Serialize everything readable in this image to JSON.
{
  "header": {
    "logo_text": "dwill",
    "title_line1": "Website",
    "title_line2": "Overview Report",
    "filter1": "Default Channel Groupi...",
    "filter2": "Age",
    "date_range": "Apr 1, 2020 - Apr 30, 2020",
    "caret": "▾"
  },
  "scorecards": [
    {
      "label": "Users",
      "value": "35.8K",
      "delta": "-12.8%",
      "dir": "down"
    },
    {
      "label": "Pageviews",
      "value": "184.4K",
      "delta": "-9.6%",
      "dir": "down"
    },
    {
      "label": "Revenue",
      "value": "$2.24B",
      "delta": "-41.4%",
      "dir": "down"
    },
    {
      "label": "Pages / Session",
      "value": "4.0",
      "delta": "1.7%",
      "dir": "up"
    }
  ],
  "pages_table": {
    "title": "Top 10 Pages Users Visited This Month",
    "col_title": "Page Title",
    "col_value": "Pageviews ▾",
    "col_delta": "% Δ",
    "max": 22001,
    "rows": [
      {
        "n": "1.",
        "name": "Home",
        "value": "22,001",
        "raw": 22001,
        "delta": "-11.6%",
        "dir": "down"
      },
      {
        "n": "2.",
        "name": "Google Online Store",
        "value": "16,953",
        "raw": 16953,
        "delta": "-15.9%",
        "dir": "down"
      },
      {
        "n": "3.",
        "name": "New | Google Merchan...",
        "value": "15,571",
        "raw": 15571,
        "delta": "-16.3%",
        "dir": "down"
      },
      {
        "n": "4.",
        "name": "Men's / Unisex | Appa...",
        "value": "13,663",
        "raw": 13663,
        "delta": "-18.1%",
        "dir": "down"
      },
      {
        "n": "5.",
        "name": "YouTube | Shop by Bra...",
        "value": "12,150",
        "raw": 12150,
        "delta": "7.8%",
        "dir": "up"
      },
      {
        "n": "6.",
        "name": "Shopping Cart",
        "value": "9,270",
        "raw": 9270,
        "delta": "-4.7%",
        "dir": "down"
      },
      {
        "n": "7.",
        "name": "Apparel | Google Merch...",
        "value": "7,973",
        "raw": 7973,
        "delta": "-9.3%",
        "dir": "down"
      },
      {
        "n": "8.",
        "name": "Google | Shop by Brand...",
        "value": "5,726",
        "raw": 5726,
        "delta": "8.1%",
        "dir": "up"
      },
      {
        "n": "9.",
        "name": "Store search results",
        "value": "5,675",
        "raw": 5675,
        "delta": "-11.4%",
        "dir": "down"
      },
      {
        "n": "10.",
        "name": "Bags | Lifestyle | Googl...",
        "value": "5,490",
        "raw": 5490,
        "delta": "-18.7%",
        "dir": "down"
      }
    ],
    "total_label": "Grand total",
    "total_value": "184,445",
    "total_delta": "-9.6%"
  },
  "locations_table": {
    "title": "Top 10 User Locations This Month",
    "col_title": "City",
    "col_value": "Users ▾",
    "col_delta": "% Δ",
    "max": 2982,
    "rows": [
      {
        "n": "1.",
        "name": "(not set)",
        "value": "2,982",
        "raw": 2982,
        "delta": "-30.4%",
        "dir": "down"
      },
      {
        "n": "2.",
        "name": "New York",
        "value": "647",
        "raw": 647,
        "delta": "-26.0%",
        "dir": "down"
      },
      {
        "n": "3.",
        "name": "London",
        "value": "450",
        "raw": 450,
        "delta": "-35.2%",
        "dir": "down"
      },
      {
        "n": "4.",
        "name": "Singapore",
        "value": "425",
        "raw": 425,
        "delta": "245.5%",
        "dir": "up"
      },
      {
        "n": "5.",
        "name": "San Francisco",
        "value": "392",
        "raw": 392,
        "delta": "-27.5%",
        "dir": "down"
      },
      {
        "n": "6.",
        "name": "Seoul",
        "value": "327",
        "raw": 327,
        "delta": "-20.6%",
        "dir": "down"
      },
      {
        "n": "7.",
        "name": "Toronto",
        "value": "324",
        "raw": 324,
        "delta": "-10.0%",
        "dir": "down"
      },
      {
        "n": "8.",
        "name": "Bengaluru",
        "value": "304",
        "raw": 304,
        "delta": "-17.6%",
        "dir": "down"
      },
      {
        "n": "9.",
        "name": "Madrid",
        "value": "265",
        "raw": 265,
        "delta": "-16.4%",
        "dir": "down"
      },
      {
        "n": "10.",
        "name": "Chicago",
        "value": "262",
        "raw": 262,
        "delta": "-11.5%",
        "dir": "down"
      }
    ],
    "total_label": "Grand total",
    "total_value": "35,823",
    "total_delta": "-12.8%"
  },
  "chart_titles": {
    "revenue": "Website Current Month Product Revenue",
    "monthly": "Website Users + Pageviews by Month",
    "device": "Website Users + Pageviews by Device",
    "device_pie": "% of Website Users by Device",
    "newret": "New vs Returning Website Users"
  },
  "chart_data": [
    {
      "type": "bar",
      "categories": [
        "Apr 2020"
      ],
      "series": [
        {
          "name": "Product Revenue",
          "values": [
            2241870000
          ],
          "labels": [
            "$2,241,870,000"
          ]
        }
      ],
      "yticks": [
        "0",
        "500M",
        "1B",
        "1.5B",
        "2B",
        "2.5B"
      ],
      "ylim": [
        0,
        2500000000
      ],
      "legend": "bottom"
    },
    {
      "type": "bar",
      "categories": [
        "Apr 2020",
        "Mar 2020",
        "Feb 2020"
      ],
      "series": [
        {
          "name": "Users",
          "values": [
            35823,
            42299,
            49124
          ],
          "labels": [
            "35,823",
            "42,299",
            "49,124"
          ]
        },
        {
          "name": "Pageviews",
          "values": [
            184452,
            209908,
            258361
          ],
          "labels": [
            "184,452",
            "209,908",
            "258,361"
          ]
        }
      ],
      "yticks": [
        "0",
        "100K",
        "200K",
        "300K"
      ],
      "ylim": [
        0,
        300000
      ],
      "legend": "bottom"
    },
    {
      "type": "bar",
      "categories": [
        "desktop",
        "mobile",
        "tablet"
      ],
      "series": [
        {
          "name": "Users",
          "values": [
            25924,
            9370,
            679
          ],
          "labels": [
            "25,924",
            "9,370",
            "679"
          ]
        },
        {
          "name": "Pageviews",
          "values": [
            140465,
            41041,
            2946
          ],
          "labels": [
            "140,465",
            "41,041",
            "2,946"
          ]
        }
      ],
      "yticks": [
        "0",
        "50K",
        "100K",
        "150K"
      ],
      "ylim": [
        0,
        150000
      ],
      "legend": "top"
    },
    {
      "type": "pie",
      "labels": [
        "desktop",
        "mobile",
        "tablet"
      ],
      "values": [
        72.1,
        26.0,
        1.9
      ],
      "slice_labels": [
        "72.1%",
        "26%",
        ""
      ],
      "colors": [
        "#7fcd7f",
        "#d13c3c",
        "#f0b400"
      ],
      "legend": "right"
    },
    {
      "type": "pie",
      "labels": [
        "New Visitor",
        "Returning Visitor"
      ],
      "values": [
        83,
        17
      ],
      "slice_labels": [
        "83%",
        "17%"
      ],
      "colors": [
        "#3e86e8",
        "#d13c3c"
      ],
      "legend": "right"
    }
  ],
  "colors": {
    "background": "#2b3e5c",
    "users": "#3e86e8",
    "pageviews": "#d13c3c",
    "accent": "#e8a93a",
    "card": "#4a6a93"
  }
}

__STATED PROBLEM__
Determine how many lines of the data contain "Product" and give nothing but that number.

__COMPLETE ANSWER__
2